>>
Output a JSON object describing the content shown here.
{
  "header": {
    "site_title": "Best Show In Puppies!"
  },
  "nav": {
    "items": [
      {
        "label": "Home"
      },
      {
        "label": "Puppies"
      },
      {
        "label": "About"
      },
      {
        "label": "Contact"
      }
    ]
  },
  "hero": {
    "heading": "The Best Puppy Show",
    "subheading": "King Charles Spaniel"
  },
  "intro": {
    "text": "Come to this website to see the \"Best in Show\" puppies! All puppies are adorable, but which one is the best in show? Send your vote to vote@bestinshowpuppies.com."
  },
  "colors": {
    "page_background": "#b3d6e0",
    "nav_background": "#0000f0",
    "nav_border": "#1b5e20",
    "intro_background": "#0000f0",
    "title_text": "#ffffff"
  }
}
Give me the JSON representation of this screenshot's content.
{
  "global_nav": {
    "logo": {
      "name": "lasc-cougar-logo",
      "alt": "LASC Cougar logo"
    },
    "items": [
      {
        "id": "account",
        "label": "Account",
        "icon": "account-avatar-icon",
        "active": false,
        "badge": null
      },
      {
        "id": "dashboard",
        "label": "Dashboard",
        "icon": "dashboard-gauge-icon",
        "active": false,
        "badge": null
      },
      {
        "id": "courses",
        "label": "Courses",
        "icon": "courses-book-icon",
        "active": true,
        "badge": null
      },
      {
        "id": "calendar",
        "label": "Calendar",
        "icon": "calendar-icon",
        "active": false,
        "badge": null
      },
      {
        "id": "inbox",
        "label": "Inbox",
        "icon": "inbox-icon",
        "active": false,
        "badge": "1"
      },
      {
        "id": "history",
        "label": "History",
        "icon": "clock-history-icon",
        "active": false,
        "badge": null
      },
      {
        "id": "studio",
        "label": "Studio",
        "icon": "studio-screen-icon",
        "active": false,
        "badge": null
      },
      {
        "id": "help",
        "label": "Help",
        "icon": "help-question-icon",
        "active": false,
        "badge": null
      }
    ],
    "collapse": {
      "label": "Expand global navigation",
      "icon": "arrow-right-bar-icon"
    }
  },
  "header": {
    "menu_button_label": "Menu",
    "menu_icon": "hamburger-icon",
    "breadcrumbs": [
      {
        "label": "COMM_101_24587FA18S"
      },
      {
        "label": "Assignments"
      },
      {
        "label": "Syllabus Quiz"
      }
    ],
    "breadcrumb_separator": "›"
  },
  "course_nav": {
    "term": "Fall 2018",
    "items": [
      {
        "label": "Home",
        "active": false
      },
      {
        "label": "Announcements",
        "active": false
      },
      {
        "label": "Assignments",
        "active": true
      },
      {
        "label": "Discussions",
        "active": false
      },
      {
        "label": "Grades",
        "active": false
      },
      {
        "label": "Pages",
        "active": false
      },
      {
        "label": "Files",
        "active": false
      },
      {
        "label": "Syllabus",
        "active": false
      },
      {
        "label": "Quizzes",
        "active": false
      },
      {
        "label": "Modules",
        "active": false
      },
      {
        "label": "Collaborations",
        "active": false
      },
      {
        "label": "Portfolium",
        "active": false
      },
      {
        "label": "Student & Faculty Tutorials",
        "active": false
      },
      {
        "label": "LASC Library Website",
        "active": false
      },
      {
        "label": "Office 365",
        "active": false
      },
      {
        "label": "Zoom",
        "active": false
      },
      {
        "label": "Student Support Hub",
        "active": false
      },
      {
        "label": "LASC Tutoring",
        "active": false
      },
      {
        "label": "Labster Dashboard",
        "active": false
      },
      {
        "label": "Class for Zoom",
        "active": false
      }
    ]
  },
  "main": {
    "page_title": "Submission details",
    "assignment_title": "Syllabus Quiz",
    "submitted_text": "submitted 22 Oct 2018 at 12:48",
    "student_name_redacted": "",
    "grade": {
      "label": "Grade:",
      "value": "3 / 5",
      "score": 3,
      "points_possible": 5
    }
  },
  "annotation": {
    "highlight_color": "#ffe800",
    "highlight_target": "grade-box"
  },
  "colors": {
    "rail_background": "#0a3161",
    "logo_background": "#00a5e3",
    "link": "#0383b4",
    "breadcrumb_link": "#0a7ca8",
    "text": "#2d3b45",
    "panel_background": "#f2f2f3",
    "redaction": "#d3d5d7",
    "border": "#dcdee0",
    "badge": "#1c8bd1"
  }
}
<<
■ What is required
Using the listing above, list every line in which the string "Syllabus" occurs.

■ Result for this exercise
        "label": "Syllabus Quiz"
        "label": "Syllabus",
    "assignment_title": "Syllabus Quiz",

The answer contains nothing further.